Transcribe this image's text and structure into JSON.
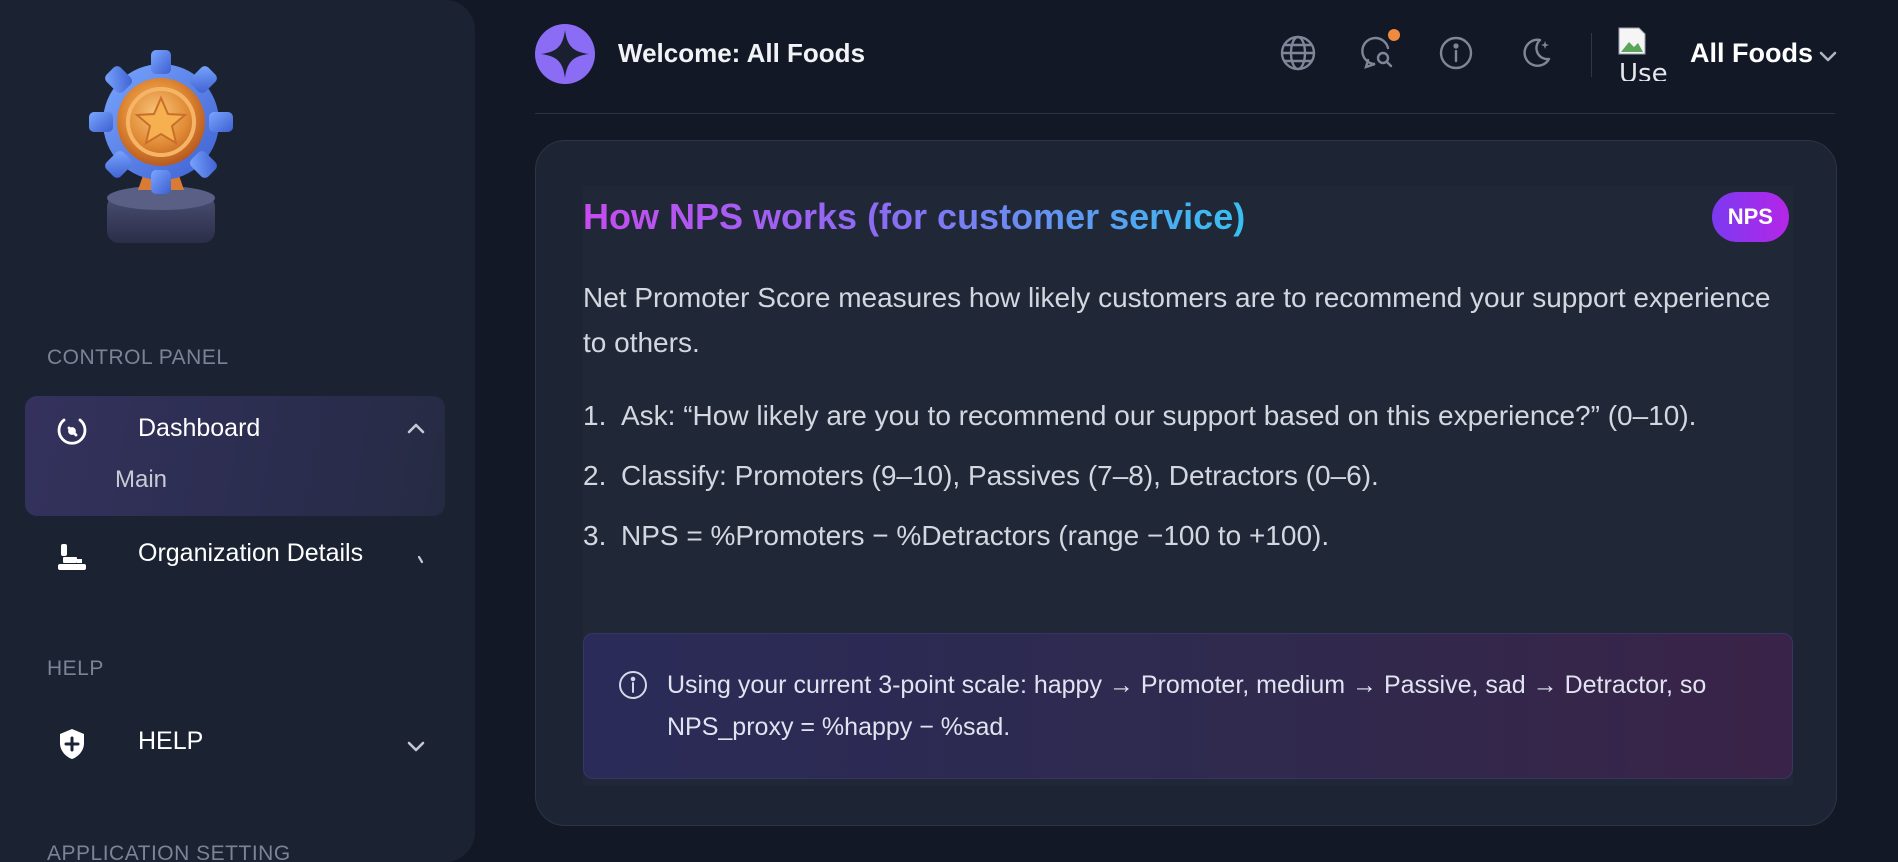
{
  "sidebar": {
    "sections": {
      "control_panel": "CONTROL PANEL",
      "help": "HELP",
      "application_setting": "APPLICATION SETTING"
    },
    "items": {
      "dashboard": {
        "label": "Dashboard",
        "sub": "Main",
        "icon": "gauge-icon",
        "chevron": "chevron-up-icon"
      },
      "organization": {
        "label": "Organization Details",
        "icon": "org-icon",
        "chevron": "chevron-right-icon"
      },
      "help": {
        "label": "HELP",
        "icon": "shield-plus-icon",
        "chevron": "chevron-down-icon"
      }
    }
  },
  "header": {
    "welcome": "Welcome: All Foods",
    "icons": [
      "globe-icon",
      "search-chat-icon",
      "info-icon",
      "moon-icon"
    ],
    "avatar_alt": "Use",
    "org_name": "All Foods"
  },
  "card": {
    "title": "How NPS works (for customer service)",
    "badge": "NPS",
    "intro": "Net Promoter Score measures how likely customers are to recommend your support experience to others.",
    "steps": [
      {
        "num": "1.",
        "text": "Ask: “How likely are you to recommend our support based on this experience?” (0–10)."
      },
      {
        "num": "2.",
        "text": "Classify: Promoters (9–10), Passives (7–8), Detractors (0–6)."
      },
      {
        "num": "3.",
        "text": "NPS = %Promoters − %Detractors (range −100 to +100)."
      }
    ],
    "note": "Using your current 3-point scale: happy → Promoter, medium → Passive, sad → Detractor, so NPS_proxy = %happy − %sad."
  },
  "colors": {
    "accent_purple": "#7b3af0",
    "badge_magenta": "#b526e8",
    "title_gradient_start": "#c74cf0",
    "title_gradient_end": "#38c0f0",
    "notification": "#f08a3e"
  }
}
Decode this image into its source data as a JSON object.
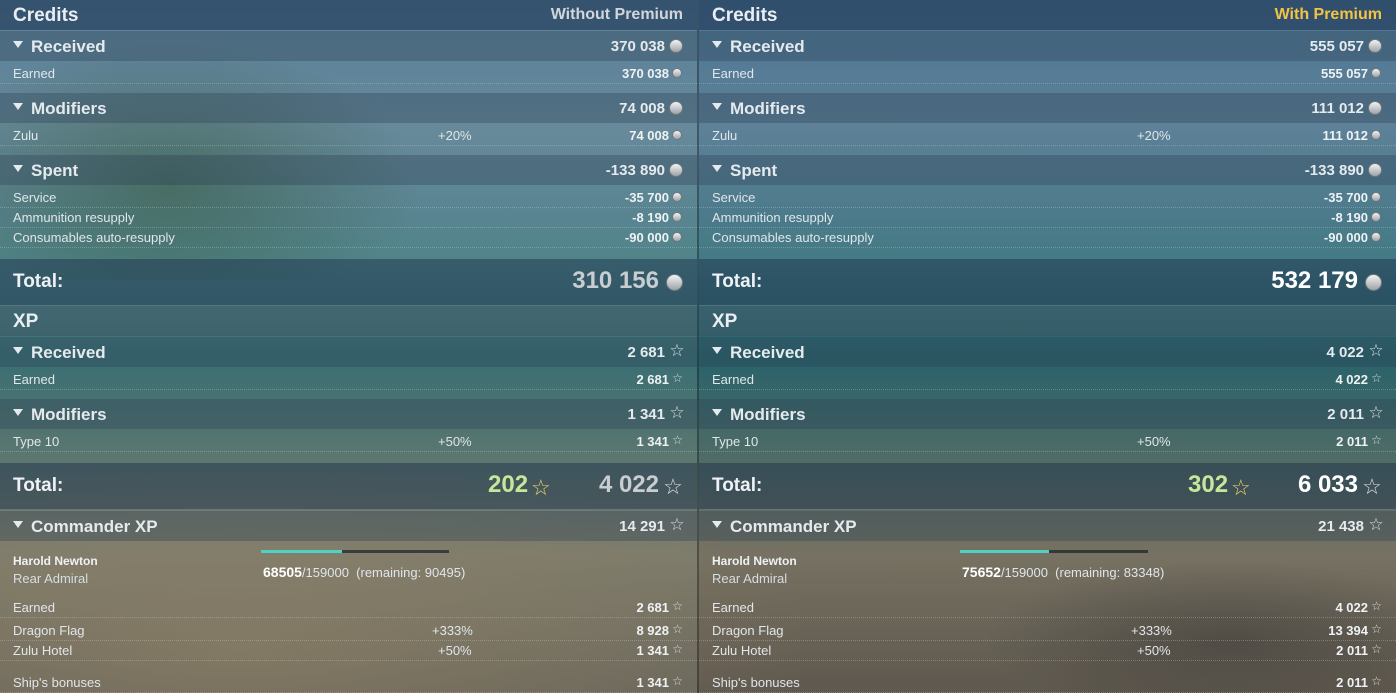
{
  "colors": {
    "without_premium": "#d1d6da",
    "with_premium": "#f2c443",
    "total_grey": "#c7cdd0",
    "total_white": "#ffffff",
    "bonus_green": "#c6e69a",
    "bar_fill": "#4fd1c4"
  },
  "left": {
    "credits": {
      "title": "Credits",
      "label": "Without Premium",
      "received": {
        "label": "Received",
        "value": "370 038",
        "items": [
          {
            "label": "Earned",
            "value": "370 038"
          }
        ]
      },
      "modifiers": {
        "label": "Modifiers",
        "value": "74 008",
        "items": [
          {
            "label": "Zulu",
            "pct": "+20%",
            "value": "74 008"
          }
        ]
      },
      "spent": {
        "label": "Spent",
        "value": "-133 890",
        "items": [
          {
            "label": "Service",
            "value": "-35 700"
          },
          {
            "label": "Ammunition resupply",
            "value": "-8 190"
          },
          {
            "label": "Consumables auto-resupply",
            "value": "-90 000"
          }
        ]
      },
      "total": {
        "label": "Total:",
        "value": "310 156"
      }
    },
    "xp": {
      "title": "XP",
      "received": {
        "label": "Received",
        "value": "2 681",
        "items": [
          {
            "label": "Earned",
            "value": "2 681"
          }
        ]
      },
      "modifiers": {
        "label": "Modifiers",
        "value": "1 341",
        "items": [
          {
            "label": "Type 10",
            "pct": "+50%",
            "value": "1 341"
          }
        ]
      },
      "total": {
        "label": "Total:",
        "bonus": "202",
        "value": "4 022"
      }
    },
    "commander": {
      "label": "Commander XP",
      "value": "14 291",
      "name": "Harold Newton",
      "rank": "Rear Admiral",
      "current": "68505",
      "max": "/159000",
      "remaining": "(remaining: 90495)",
      "progress": 0.43,
      "items": [
        {
          "label": "Earned",
          "value": "2 681"
        },
        {
          "label": "Dragon Flag",
          "pct": "+333%",
          "value": "8 928"
        },
        {
          "label": "Zulu Hotel",
          "pct": "+50%",
          "value": "1 341"
        },
        {
          "label": "Ship's bonuses",
          "value": "1 341"
        }
      ]
    }
  },
  "right": {
    "credits": {
      "title": "Credits",
      "label": "With Premium",
      "received": {
        "label": "Received",
        "value": "555 057",
        "items": [
          {
            "label": "Earned",
            "value": "555 057"
          }
        ]
      },
      "modifiers": {
        "label": "Modifiers",
        "value": "111 012",
        "items": [
          {
            "label": "Zulu",
            "pct": "+20%",
            "value": "111 012"
          }
        ]
      },
      "spent": {
        "label": "Spent",
        "value": "-133 890",
        "items": [
          {
            "label": "Service",
            "value": "-35 700"
          },
          {
            "label": "Ammunition resupply",
            "value": "-8 190"
          },
          {
            "label": "Consumables auto-resupply",
            "value": "-90 000"
          }
        ]
      },
      "total": {
        "label": "Total:",
        "value": "532 179"
      }
    },
    "xp": {
      "title": "XP",
      "received": {
        "label": "Received",
        "value": "4 022",
        "items": [
          {
            "label": "Earned",
            "value": "4 022"
          }
        ]
      },
      "modifiers": {
        "label": "Modifiers",
        "value": "2 011",
        "items": [
          {
            "label": "Type 10",
            "pct": "+50%",
            "value": "2 011"
          }
        ]
      },
      "total": {
        "label": "Total:",
        "bonus": "302",
        "value": "6 033"
      }
    },
    "commander": {
      "label": "Commander XP",
      "value": "21 438",
      "name": "Harold Newton",
      "rank": "Rear Admiral",
      "current": "75652",
      "max": "/159000",
      "remaining": "(remaining: 83348)",
      "progress": 0.475,
      "items": [
        {
          "label": "Earned",
          "value": "4 022"
        },
        {
          "label": "Dragon Flag",
          "pct": "+333%",
          "value": "13 394"
        },
        {
          "label": "Zulu Hotel",
          "pct": "+50%",
          "value": "2 011"
        },
        {
          "label": "Ship's bonuses",
          "value": "2 011"
        }
      ]
    }
  }
}
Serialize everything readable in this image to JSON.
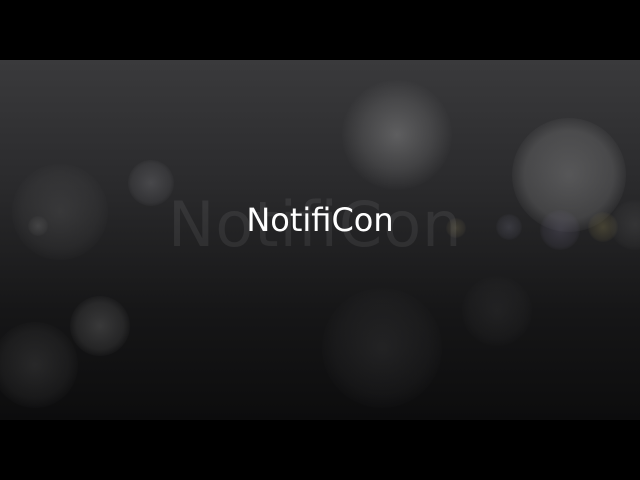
{
  "title": "NotifiCon",
  "ghost_title": "NotifiCon",
  "colors": {
    "background_top": "#3a3a3c",
    "background_bottom": "#0c0c0d",
    "letterbox": "#000000",
    "title_text": "#ffffff"
  }
}
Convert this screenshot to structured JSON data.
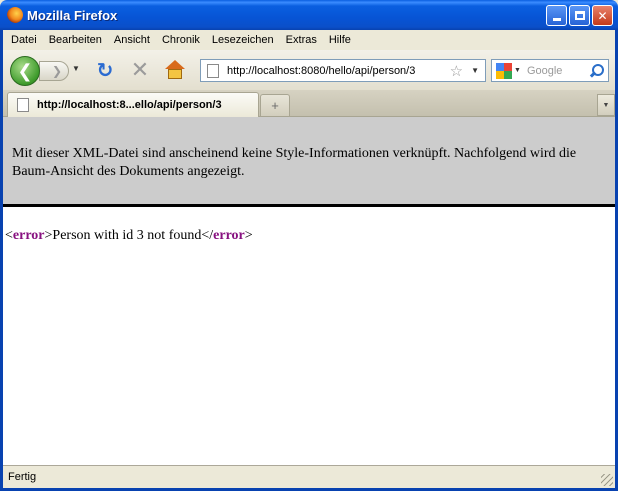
{
  "window": {
    "title": "Mozilla Firefox",
    "minimize_glyph": "",
    "close_glyph": "✕"
  },
  "menu": {
    "items": [
      {
        "label": "Datei"
      },
      {
        "label": "Bearbeiten"
      },
      {
        "label": "Ansicht"
      },
      {
        "label": "Chronik"
      },
      {
        "label": "Lesezeichen"
      },
      {
        "label": "Extras"
      },
      {
        "label": "Hilfe"
      }
    ]
  },
  "toolbar": {
    "back_glyph": "❮",
    "forward_glyph": "❯",
    "history_dropdown_glyph": "▼",
    "reload_glyph": "↻",
    "stop_glyph": "✕",
    "url": "http://localhost:8080/hello/api/person/3",
    "bookmark_glyph": "☆",
    "url_dropdown_glyph": "▼",
    "search_engine_dropdown_glyph": "▼",
    "search_placeholder": "Google"
  },
  "tabs": {
    "active_label": "http://localhost:8...ello/api/person/3",
    "new_tab_glyph": "+",
    "list_glyph": "▼"
  },
  "content": {
    "notice": "Mit dieser XML-Datei sind anscheinend keine Style-Informationen verknüpft. Nachfolgend wird die Baum-Ansicht des Dokuments angezeigt.",
    "xml_open_bracket": "<",
    "xml_tag_open": "error",
    "xml_close_bracket": ">",
    "xml_text": "Person with id 3 not found",
    "xml_end_open": "</",
    "xml_tag_close": "error",
    "xml_end_close": ">"
  },
  "status": {
    "text": "Fertig"
  }
}
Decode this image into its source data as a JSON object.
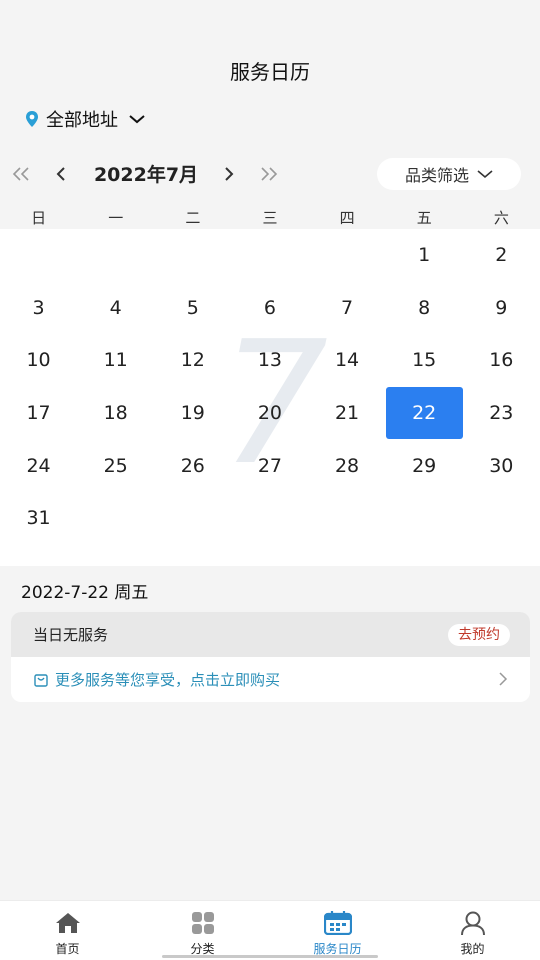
{
  "header": {
    "title": "服务日历"
  },
  "address": {
    "label": "全部地址"
  },
  "month_bar": {
    "prev_year": "«",
    "prev_month": "‹",
    "month_label": "2022年7月",
    "next_month": "›",
    "next_year": "»",
    "filter_label": "品类筛选"
  },
  "weekdays": [
    "日",
    "一",
    "二",
    "三",
    "四",
    "五",
    "六"
  ],
  "calendar": {
    "watermark": "7",
    "leading_blanks": 5,
    "days": [
      "1",
      "2",
      "3",
      "4",
      "5",
      "6",
      "7",
      "8",
      "9",
      "10",
      "11",
      "12",
      "13",
      "14",
      "15",
      "16",
      "17",
      "18",
      "19",
      "20",
      "21",
      "22",
      "23",
      "24",
      "25",
      "26",
      "27",
      "28",
      "29",
      "30",
      "31"
    ],
    "selected_day": "22"
  },
  "selected_date": {
    "label": "2022-7-22 周五"
  },
  "service_card": {
    "no_service": "当日无服务",
    "book_button": "去预约",
    "promo_text": "更多服务等您享受，点击立即购买"
  },
  "tabbar": {
    "tabs": [
      {
        "label": "首页",
        "icon": "home-icon",
        "active": false
      },
      {
        "label": "分类",
        "icon": "grid-icon",
        "active": false
      },
      {
        "label": "服务日历",
        "icon": "calendar-icon",
        "active": true
      },
      {
        "label": "我的",
        "icon": "user-icon",
        "active": false
      }
    ]
  },
  "colors": {
    "accent": "#2b7ff0",
    "tab_active": "#2a87c8",
    "book_text": "#c0392b",
    "promo_text": "#2b8fb8"
  }
}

▶ **Brief**
Return every line above that contains the word "ffffff".

▶ **Solution to the exercise**
    "total_white": "#ffffff",
    "title_text": "#ffffff"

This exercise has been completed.